--- Start Data to process ---
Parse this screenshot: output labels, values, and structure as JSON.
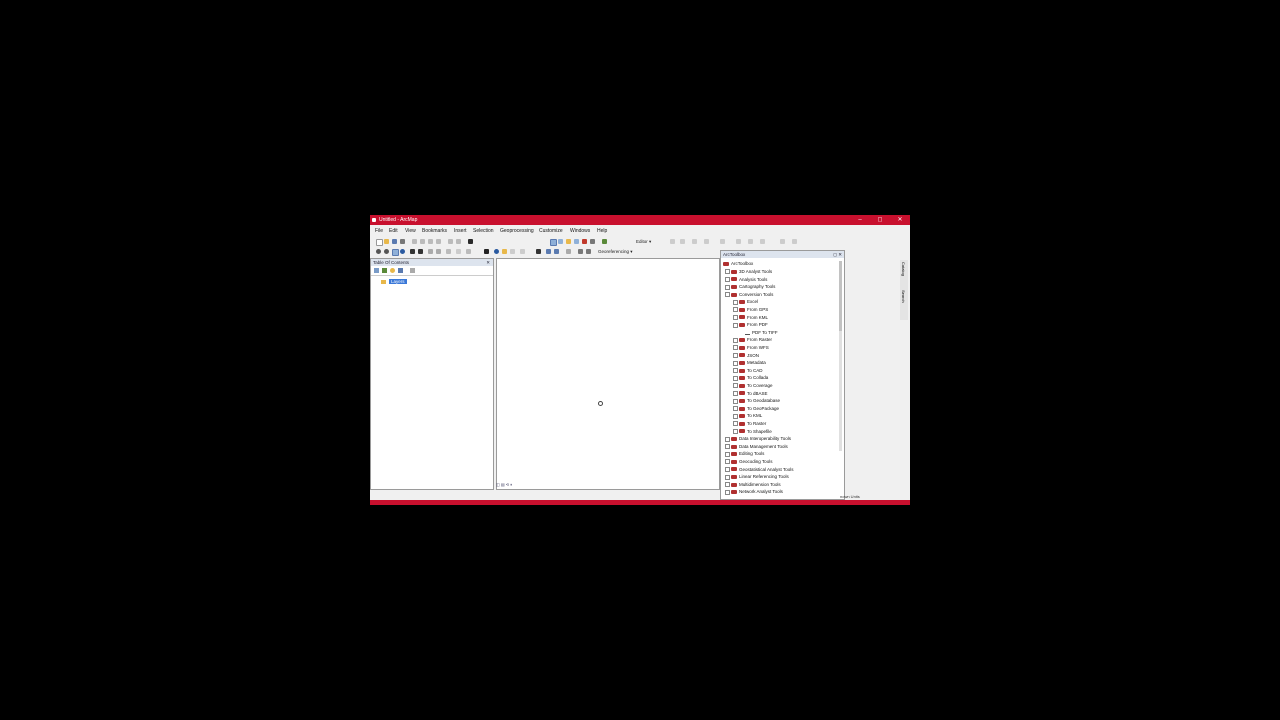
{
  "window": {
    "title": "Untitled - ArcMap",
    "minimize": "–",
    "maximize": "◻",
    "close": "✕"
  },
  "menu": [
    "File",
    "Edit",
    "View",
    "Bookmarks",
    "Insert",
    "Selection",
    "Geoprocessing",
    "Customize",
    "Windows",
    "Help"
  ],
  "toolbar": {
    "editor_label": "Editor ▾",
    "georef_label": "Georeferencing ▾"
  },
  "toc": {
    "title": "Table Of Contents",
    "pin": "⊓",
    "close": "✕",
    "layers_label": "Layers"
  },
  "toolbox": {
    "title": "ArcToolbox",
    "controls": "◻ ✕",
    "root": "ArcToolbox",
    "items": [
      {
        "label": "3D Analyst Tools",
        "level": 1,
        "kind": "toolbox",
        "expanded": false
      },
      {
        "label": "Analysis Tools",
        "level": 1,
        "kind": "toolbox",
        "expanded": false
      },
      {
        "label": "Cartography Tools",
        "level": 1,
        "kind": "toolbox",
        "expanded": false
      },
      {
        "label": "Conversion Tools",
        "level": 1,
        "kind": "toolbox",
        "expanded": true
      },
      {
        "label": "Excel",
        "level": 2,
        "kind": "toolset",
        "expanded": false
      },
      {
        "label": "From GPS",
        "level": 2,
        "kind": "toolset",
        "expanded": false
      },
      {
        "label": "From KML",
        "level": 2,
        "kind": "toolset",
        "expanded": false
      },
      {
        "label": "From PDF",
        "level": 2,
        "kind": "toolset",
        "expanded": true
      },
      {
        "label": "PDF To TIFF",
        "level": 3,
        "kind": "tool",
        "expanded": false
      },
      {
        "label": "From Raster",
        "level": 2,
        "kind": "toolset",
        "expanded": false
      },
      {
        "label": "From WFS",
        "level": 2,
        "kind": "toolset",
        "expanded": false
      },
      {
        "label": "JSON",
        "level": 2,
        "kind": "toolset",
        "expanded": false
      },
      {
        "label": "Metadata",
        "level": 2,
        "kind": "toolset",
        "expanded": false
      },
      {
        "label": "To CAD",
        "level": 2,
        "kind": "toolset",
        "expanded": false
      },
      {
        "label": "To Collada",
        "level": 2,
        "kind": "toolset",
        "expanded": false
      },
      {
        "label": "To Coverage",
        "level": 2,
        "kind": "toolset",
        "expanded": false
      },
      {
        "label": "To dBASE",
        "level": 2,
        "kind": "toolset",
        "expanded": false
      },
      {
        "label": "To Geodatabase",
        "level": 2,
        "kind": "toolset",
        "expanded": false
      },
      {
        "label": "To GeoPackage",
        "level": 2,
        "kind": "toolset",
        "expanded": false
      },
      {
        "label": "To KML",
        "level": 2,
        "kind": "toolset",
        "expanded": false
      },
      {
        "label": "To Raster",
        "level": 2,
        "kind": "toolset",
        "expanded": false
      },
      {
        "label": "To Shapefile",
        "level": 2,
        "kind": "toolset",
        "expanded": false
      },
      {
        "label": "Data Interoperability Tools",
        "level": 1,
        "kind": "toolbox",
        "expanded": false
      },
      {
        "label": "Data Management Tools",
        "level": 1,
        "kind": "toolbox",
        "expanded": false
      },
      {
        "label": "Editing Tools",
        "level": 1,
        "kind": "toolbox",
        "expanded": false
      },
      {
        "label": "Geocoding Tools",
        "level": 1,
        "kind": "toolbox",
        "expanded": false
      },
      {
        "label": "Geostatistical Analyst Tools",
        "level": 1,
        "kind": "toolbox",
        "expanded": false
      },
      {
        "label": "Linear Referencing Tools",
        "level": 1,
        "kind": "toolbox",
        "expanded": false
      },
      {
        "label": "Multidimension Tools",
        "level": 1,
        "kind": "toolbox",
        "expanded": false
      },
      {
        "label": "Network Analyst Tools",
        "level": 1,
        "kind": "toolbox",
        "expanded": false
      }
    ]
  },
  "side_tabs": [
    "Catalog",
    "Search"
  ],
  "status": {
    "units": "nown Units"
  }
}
--- End Data to process ---
--- Start Data to process ---
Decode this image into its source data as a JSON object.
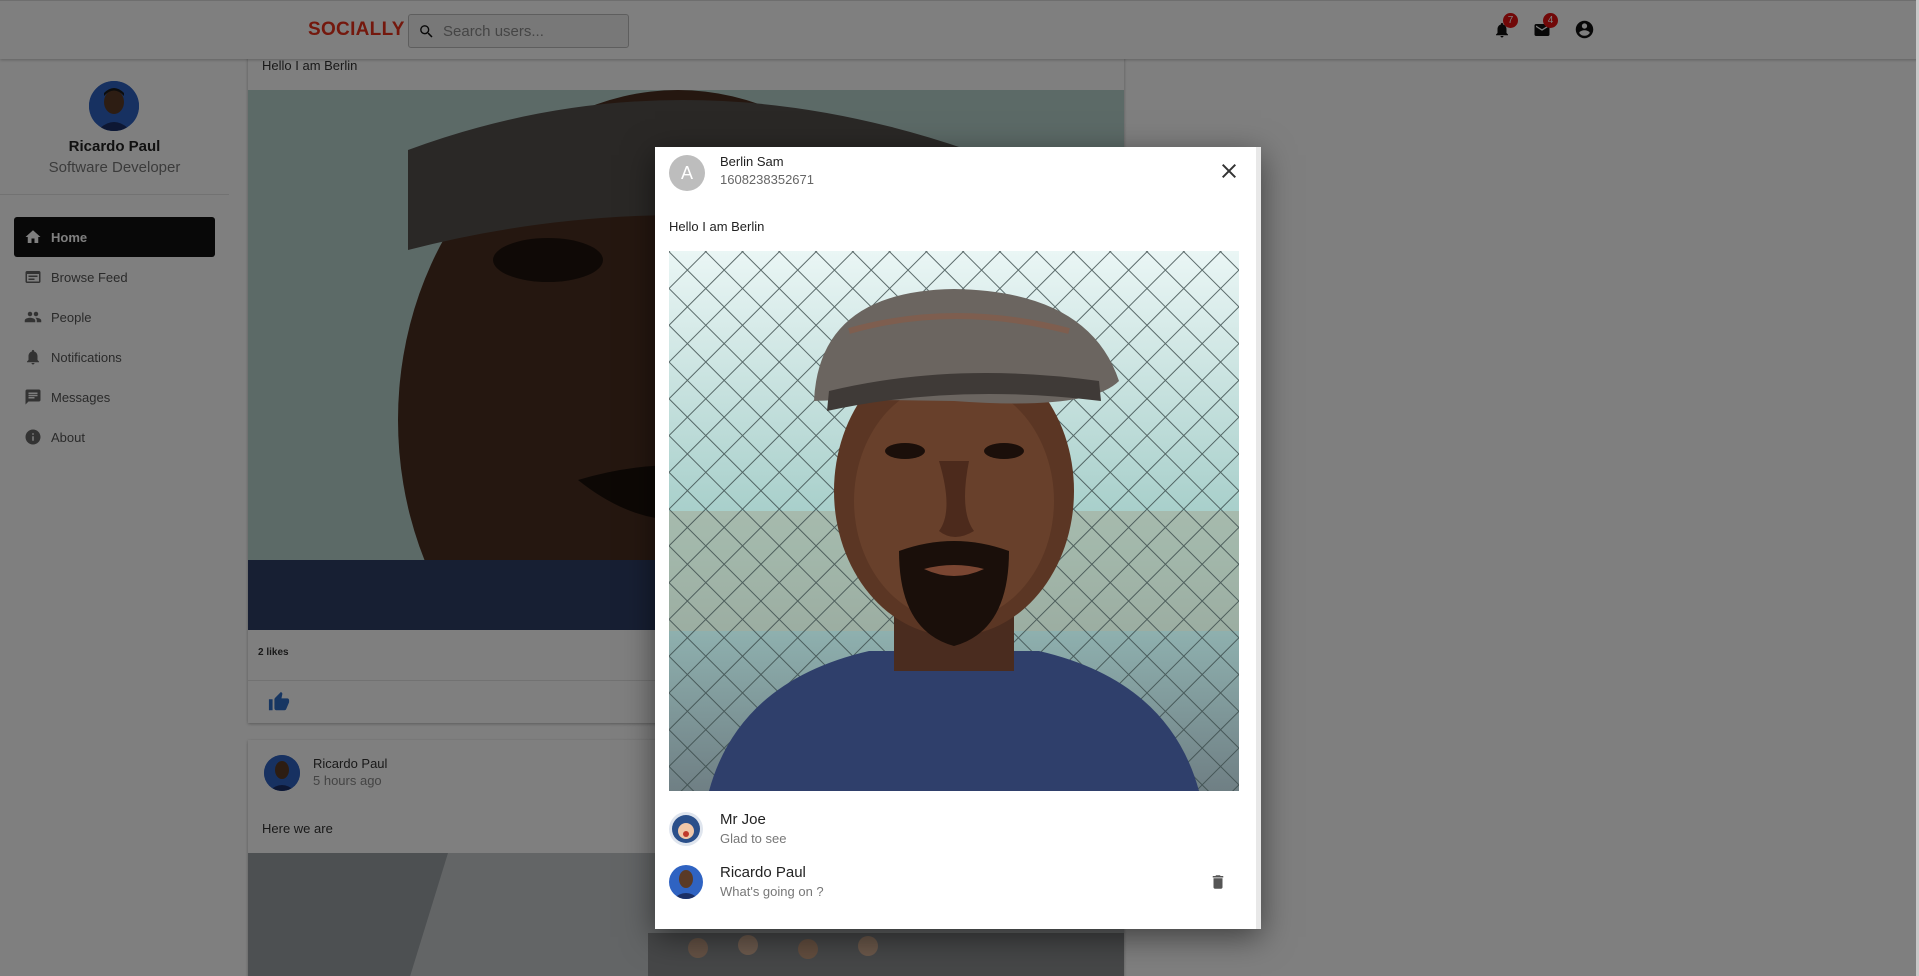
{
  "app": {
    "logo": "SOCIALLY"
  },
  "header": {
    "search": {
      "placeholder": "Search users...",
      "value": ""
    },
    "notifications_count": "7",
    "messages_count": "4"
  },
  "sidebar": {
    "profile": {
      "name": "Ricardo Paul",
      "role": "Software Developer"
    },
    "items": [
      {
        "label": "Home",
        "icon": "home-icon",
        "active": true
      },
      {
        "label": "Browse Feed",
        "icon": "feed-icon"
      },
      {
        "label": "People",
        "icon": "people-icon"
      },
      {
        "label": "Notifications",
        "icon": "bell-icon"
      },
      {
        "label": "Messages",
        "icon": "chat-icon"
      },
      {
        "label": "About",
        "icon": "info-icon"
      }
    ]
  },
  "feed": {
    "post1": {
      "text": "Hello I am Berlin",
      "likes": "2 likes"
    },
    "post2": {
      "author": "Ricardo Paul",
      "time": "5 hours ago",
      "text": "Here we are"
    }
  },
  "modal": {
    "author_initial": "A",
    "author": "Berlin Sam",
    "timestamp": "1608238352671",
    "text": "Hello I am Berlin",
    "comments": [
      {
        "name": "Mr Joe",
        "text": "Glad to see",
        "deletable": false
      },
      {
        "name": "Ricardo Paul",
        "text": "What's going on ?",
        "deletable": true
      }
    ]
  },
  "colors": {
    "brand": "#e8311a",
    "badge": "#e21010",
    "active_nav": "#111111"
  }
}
--- End Data to process ---
**Exercise requirements**
Find the word "JSON" in the entries, and copy every line it shows up in.

**Answer to the task**
Parse this screenshot: output labels, values, and structure as JSON.
        "label": "JSON",
Decode this image into its source data as a JSON object.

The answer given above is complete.